Records for processing →

* * * *

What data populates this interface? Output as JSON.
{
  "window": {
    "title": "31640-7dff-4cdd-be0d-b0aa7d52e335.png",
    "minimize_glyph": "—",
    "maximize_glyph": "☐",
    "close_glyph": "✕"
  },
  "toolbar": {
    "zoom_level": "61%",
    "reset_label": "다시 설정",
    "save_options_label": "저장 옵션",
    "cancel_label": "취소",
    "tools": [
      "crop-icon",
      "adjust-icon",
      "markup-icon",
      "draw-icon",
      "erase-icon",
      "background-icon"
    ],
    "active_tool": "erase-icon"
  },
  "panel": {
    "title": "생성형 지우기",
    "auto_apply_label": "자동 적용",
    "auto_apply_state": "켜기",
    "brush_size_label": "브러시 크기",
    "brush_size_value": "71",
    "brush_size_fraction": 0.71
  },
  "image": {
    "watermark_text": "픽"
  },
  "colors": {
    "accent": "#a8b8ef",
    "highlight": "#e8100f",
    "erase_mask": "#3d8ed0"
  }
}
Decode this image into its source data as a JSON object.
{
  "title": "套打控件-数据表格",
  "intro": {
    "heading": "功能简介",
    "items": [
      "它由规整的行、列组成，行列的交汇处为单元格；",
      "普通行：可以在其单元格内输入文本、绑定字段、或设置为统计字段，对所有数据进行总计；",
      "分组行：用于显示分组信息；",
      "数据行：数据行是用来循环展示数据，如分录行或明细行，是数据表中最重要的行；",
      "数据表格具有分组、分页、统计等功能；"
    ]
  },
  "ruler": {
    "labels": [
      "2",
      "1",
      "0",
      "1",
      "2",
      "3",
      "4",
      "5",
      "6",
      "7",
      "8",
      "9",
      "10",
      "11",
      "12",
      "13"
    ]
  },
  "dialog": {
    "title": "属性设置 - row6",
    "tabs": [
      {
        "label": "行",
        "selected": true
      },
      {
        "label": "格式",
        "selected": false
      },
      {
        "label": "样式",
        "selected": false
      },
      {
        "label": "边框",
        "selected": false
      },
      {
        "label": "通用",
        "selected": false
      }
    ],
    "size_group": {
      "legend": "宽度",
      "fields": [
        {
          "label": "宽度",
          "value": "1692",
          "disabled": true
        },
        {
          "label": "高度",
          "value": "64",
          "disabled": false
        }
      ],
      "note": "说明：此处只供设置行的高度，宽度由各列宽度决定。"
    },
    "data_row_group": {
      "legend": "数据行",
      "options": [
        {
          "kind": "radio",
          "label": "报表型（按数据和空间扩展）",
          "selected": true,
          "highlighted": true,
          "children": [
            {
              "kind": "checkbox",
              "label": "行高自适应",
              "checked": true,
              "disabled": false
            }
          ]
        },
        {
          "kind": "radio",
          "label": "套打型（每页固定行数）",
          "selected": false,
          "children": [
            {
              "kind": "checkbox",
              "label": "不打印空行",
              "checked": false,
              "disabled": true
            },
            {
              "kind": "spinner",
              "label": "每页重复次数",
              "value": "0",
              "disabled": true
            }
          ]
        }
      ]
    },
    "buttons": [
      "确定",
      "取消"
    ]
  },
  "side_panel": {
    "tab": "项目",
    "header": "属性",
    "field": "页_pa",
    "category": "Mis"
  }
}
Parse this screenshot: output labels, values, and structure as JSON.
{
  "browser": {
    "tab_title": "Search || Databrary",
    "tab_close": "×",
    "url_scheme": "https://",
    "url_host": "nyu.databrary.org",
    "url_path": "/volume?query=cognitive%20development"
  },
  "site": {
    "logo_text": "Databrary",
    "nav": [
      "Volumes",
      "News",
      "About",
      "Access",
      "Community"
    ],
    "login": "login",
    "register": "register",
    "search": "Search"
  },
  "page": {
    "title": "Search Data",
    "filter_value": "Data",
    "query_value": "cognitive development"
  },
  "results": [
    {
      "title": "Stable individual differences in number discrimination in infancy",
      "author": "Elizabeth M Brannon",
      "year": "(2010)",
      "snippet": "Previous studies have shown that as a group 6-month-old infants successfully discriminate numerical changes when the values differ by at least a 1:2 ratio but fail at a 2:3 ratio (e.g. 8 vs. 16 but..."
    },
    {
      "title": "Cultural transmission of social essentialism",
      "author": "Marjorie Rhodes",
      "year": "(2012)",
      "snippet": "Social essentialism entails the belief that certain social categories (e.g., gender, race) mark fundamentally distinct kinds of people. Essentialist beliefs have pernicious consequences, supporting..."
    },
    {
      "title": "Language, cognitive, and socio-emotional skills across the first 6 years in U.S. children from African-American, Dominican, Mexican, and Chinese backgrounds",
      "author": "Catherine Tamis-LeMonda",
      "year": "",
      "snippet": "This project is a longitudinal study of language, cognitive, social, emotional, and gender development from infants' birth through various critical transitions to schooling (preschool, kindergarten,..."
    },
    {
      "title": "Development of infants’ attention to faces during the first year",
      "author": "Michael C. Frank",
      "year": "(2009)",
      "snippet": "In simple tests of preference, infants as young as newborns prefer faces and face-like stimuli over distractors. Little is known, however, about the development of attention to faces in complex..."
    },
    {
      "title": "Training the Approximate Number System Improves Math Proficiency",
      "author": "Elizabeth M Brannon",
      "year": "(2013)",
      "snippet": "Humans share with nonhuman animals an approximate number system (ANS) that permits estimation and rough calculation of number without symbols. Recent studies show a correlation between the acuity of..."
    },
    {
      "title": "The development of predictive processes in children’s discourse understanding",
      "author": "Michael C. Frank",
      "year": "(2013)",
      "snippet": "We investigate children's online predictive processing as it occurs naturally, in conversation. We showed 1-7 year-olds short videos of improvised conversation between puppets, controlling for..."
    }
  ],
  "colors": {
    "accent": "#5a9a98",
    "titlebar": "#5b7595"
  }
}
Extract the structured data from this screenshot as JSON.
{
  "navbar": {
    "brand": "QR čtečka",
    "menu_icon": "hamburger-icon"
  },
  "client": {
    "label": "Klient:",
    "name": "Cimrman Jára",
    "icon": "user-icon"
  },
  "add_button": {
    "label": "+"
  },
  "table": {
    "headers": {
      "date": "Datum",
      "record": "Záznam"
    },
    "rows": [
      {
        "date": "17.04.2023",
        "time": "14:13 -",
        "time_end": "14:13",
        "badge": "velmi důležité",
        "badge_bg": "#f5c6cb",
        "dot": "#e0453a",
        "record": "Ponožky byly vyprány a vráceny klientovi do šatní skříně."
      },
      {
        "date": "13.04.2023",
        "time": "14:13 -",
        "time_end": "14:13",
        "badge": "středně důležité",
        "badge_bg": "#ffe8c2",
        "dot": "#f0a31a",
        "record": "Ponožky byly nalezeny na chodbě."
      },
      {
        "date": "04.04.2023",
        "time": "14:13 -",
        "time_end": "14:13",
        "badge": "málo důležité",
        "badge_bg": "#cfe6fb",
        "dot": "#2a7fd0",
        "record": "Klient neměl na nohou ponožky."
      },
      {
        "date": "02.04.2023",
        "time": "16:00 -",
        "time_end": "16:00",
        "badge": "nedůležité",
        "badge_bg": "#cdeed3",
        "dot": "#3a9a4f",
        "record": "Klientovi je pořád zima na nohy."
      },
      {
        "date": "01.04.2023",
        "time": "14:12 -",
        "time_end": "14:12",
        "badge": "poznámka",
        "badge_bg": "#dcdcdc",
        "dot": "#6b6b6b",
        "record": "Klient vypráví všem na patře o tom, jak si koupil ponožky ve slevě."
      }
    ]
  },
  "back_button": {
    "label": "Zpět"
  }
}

* * * *

Aim → Reproduce the data, keeping every line exactly the same.

Result of this task →
What data populates this interface? Output as JSON.
{
  "window": {
    "title": "31640-7dff-4cdd-be0d-b0aa7d52e335.png",
    "minimize_glyph": "—",
    "maximize_glyph": "☐",
    "close_glyph": "✕"
  },
  "toolbar": {
    "zoom_level": "61%",
    "reset_label": "다시 설정",
    "save_options_label": "저장 옵션",
    "cancel_label": "취소",
    "tools": [
      "crop-icon",
      "adjust-icon",
      "markup-icon",
      "draw-icon",
      "erase-icon",
      "background-icon"
    ],
    "active_tool": "erase-icon"
  },
  "panel": {
    "title": "생성형 지우기",
    "auto_apply_label": "자동 적용",
    "auto_apply_state": "켜기",
    "brush_size_label": "브러시 크기",
    "brush_size_value": "71",
    "brush_size_fraction": 0.71
  },
  "image": {
    "watermark_text": "픽"
  },
  "colors": {
    "accent": "#a8b8ef",
    "highlight": "#e8100f",
    "erase_mask": "#3d8ed0"
  }
}
Decode this image into its source data as a JSON object.
{
  "title": "套打控件-数据表格",
  "intro": {
    "heading": "功能简介",
    "items": [
      "它由规整的行、列组成，行列的交汇处为单元格；",
      "普通行：可以在其单元格内输入文本、绑定字段、或设置为统计字段，对所有数据进行总计；",
      "分组行：用于显示分组信息；",
      "数据行：数据行是用来循环展示数据，如分录行或明细行，是数据表中最重要的行；",
      "数据表格具有分组、分页、统计等功能；"
    ]
  },
  "ruler": {
    "labels": [
      "2",
      "1",
      "0",
      "1",
      "2",
      "3",
      "4",
      "5",
      "6",
      "7",
      "8",
      "9",
      "10",
      "11",
      "12",
      "13"
    ]
  },
  "dialog": {
    "title": "属性设置 - row6",
    "tabs": [
      {
        "label": "行",
        "selected": true
      },
      {
        "label": "格式",
        "selected": false
      },
      {
        "label": "样式",
        "selected": false
      },
      {
        "label": "边框",
        "selected": false
      },
      {
        "label": "通用",
        "selected": false
      }
    ],
    "size_group": {
      "legend": "宽度",
      "fields": [
        {
          "label": "宽度",
          "value": "1692",
          "disabled": true
        },
        {
          "label": "高度",
          "value": "64",
          "disabled": false
        }
      ],
      "note": "说明：此处只供设置行的高度，宽度由各列宽度决定。"
    },
    "data_row_group": {
      "legend": "数据行",
      "options": [
        {
          "kind": "radio",
          "label": "报表型（按数据和空间扩展）",
          "selected": true,
          "highlighted": true,
          "children": [
            {
              "kind": "checkbox",
              "label": "行高自适应",
              "checked": true,
              "disabled": false
            }
          ]
        },
        {
          "kind": "radio",
          "label": "套打型（每页固定行数）",
          "selected": false,
          "children": [
            {
              "kind": "checkbox",
              "label": "不打印空行",
              "checked": false,
              "disabled": true
            },
            {
              "kind": "spinner",
              "label": "每页重复次数",
              "value": "0",
              "disabled": true
            }
          ]
        }
      ]
    },
    "buttons": [
      "确定",
      "取消"
    ]
  },
  "side_panel": {
    "tab": "项目",
    "header": "属性",
    "field": "页_pa",
    "category": "Mis"
  }
}
Parse this screenshot: output labels, values, and structure as JSON.
{
  "browser": {
    "tab_title": "Search || Databrary",
    "tab_close": "×",
    "url_scheme": "https://",
    "url_host": "nyu.databrary.org",
    "url_path": "/volume?query=cognitive%20development"
  },
  "site": {
    "logo_text": "Databrary",
    "nav": [
      "Volumes",
      "News",
      "About",
      "Access",
      "Community"
    ],
    "login": "login",
    "register": "register",
    "search": "Search"
  },
  "page": {
    "title": "Search Data",
    "filter_value": "Data",
    "query_value": "cognitive development"
  },
  "results": [
    {
      "title": "Stable individual differences in number discrimination in infancy",
      "author": "Elizabeth M Brannon",
      "year": "(2010)",
      "snippet": "Previous studies have shown that as a group 6-month-old infants successfully discriminate numerical changes when the values differ by at least a 1:2 ratio but fail at a 2:3 ratio (e.g. 8 vs. 16 but..."
    },
    {
      "title": "Cultural transmission of social essentialism",
      "author": "Marjorie Rhodes",
      "year": "(2012)",
      "snippet": "Social essentialism entails the belief that certain social categories (e.g., gender, race) mark fundamentally distinct kinds of people. Essentialist beliefs have pernicious consequences, supporting..."
    },
    {
      "title": "Language, cognitive, and socio-emotional skills across the first 6 years in U.S. children from African-American, Dominican, Mexican, and Chinese backgrounds",
      "author": "Catherine Tamis-LeMonda",
      "year": "",
      "snippet": "This project is a longitudinal study of language, cognitive, social, emotional, and gender development from infants' birth through various critical transitions to schooling (preschool, kindergarten,..."
    },
    {
      "title": "Development of infants’ attention to faces during the first year",
      "author": "Michael C. Frank",
      "year": "(2009)",
      "snippet": "In simple tests of preference, infants as young as newborns prefer faces and face-like stimuli over distractors. Little is known, however, about the development of attention to faces in complex..."
    },
    {
      "title": "Training the Approximate Number System Improves Math Proficiency",
      "author": "Elizabeth M Brannon",
      "year": "(2013)",
      "snippet": "Humans share with nonhuman animals an approximate number system (ANS) that permits estimation and rough calculation of number without symbols. Recent studies show a correlation between the acuity of..."
    },
    {
      "title": "The development of predictive processes in children’s discourse understanding",
      "author": "Michael C. Frank",
      "year": "(2013)",
      "snippet": "We investigate children's online predictive processing as it occurs naturally, in conversation. We showed 1-7 year-olds short videos of improvised conversation between puppets, controlling for..."
    }
  ],
  "colors": {
    "accent": "#5a9a98",
    "titlebar": "#5b7595"
  }
}
Extract the structured data from this screenshot as JSON.
{
  "navbar": {
    "brand": "QR čtečka",
    "menu_icon": "hamburger-icon"
  },
  "client": {
    "label": "Klient:",
    "name": "Cimrman Jára",
    "icon": "user-icon"
  },
  "add_button": {
    "label": "+"
  },
  "table": {
    "headers": {
      "date": "Datum",
      "record": "Záznam"
    },
    "rows": [
      {
        "date": "17.04.2023",
        "time": "14:13 -",
        "time_end": "14:13",
        "badge": "velmi důležité",
        "badge_bg": "#f5c6cb",
        "dot": "#e0453a",
        "record": "Ponožky byly vyprány a vráceny klientovi do šatní skříně."
      },
      {
        "date": "13.04.2023",
        "time": "14:13 -",
        "time_end": "14:13",
        "badge": "středně důležité",
        "badge_bg": "#ffe8c2",
        "dot": "#f0a31a",
        "record": "Ponožky byly nalezeny na chodbě."
      },
      {
        "date": "04.04.2023",
        "time": "14:13 -",
        "time_end": "14:13",
        "badge": "málo důležité",
        "badge_bg": "#cfe6fb",
        "dot": "#2a7fd0",
        "record": "Klient neměl na nohou ponožky."
      },
      {
        "date": "02.04.2023",
        "time": "16:00 -",
        "time_end": "16:00",
        "badge": "nedůležité",
        "badge_bg": "#cdeed3",
        "dot": "#3a9a4f",
        "record": "Klientovi je pořád zima na nohy."
      },
      {
        "date": "01.04.2023",
        "time": "14:12 -",
        "time_end": "14:12",
        "badge": "poznámka",
        "badge_bg": "#dcdcdc",
        "dot": "#6b6b6b",
        "record": "Klient vypráví všem na patře o tom, jak si koupil ponožky ve slevě."
      }
    ]
  },
  "back_button": {
    "label": "Zpět"
  }
}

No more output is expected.